EXERCISE DESCRIPTION:
Return each line containing "Emekli".

ENTRIES SHOWN:
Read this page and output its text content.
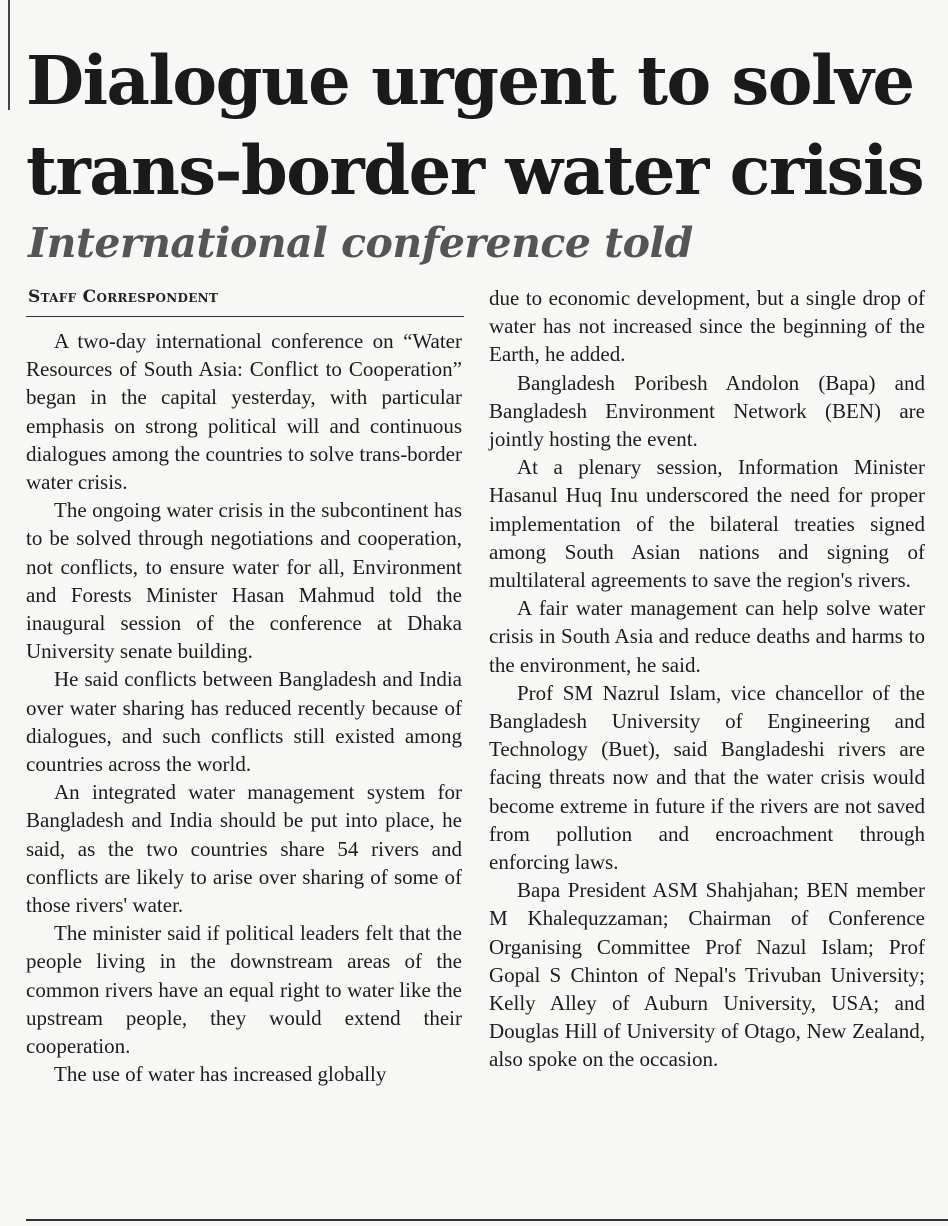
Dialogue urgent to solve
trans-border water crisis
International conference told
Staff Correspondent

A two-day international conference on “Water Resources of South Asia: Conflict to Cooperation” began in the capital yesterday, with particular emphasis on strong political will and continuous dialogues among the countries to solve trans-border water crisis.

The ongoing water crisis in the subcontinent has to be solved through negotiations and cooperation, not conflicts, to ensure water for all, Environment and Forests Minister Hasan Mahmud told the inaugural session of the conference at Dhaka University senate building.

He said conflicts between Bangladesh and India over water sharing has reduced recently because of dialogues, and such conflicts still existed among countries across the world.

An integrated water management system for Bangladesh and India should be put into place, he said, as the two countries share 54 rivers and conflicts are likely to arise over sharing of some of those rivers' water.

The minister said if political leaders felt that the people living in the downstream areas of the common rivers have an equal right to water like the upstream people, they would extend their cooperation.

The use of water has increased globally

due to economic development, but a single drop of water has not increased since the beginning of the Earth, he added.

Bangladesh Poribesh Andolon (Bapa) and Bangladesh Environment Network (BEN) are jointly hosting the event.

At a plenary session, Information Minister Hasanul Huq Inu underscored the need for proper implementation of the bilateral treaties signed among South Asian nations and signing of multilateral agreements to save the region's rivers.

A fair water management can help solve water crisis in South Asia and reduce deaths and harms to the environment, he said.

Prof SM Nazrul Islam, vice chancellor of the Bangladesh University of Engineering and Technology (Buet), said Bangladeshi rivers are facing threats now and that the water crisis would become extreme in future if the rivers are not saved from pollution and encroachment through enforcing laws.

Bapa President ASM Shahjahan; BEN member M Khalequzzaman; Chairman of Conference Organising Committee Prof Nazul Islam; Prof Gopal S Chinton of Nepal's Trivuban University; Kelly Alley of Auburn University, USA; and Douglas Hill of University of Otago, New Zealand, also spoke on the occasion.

...

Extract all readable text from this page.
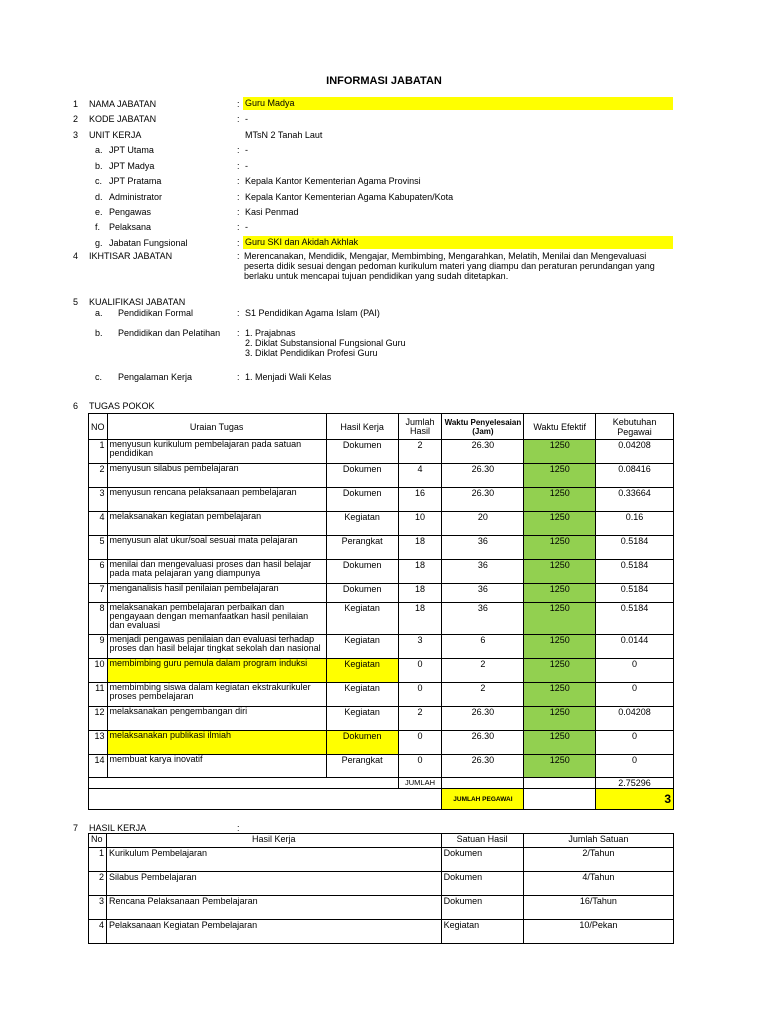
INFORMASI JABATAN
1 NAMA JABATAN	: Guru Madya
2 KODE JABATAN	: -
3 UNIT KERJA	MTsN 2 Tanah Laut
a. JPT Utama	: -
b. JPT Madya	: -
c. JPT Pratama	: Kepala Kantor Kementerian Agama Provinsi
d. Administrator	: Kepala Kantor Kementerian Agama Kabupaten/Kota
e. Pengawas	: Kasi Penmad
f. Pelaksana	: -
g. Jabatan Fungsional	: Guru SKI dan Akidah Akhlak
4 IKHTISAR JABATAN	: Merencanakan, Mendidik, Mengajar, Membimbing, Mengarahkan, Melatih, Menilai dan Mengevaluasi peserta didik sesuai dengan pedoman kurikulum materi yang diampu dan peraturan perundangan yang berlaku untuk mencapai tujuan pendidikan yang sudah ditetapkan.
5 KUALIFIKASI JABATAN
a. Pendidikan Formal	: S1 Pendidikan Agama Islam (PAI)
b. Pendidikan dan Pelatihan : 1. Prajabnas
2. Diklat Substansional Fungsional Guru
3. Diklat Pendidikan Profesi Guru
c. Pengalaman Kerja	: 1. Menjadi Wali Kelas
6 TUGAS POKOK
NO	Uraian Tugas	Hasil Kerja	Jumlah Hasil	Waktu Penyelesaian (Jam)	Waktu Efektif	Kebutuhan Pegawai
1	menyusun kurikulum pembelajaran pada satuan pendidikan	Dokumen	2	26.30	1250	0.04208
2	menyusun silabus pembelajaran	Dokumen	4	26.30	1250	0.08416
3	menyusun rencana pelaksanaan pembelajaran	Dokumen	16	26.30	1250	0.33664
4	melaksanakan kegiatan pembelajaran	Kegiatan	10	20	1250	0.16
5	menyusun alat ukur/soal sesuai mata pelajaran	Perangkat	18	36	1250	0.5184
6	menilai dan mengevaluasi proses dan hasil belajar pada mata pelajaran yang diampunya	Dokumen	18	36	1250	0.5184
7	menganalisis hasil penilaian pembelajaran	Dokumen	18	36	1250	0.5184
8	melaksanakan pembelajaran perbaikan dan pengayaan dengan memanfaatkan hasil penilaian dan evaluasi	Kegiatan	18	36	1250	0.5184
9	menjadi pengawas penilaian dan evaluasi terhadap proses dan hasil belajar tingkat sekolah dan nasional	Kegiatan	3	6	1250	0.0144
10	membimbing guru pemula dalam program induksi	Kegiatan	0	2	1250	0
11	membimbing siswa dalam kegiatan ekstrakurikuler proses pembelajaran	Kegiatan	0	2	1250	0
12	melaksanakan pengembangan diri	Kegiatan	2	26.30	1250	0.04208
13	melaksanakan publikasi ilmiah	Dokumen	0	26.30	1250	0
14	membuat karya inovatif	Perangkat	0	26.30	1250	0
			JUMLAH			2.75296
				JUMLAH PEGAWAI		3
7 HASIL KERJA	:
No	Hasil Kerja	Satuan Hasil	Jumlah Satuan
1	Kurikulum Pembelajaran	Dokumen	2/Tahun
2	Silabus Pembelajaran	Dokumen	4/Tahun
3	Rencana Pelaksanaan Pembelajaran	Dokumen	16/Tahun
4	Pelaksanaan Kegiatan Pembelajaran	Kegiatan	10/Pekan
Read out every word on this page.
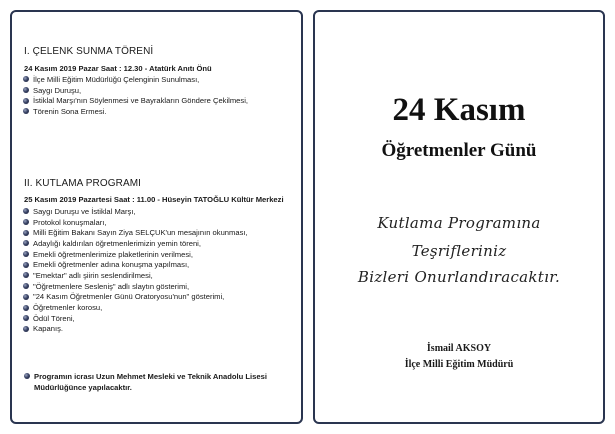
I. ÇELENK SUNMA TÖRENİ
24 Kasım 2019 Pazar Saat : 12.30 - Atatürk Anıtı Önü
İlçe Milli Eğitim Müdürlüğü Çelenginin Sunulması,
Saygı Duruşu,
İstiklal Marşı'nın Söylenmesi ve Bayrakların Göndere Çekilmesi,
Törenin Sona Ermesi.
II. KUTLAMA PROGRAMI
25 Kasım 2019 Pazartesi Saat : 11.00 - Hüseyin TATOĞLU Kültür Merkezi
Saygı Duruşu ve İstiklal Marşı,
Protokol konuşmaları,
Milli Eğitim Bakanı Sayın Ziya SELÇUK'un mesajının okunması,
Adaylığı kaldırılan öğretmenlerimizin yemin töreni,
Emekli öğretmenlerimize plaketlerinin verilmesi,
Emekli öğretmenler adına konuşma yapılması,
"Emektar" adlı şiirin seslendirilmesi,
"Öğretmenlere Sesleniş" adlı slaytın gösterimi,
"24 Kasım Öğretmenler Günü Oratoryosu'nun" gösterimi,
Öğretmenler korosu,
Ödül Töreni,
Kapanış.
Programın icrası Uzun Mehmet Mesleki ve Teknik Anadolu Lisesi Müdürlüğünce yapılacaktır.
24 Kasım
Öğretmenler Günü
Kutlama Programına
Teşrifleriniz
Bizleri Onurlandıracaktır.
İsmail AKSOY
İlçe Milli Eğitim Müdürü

ANSWER TO THIS EXERCISE:
Emekli öğretmenlerimize plaketlerinin verilmesi,
Emekli öğretmenler adına konuşma yapılması,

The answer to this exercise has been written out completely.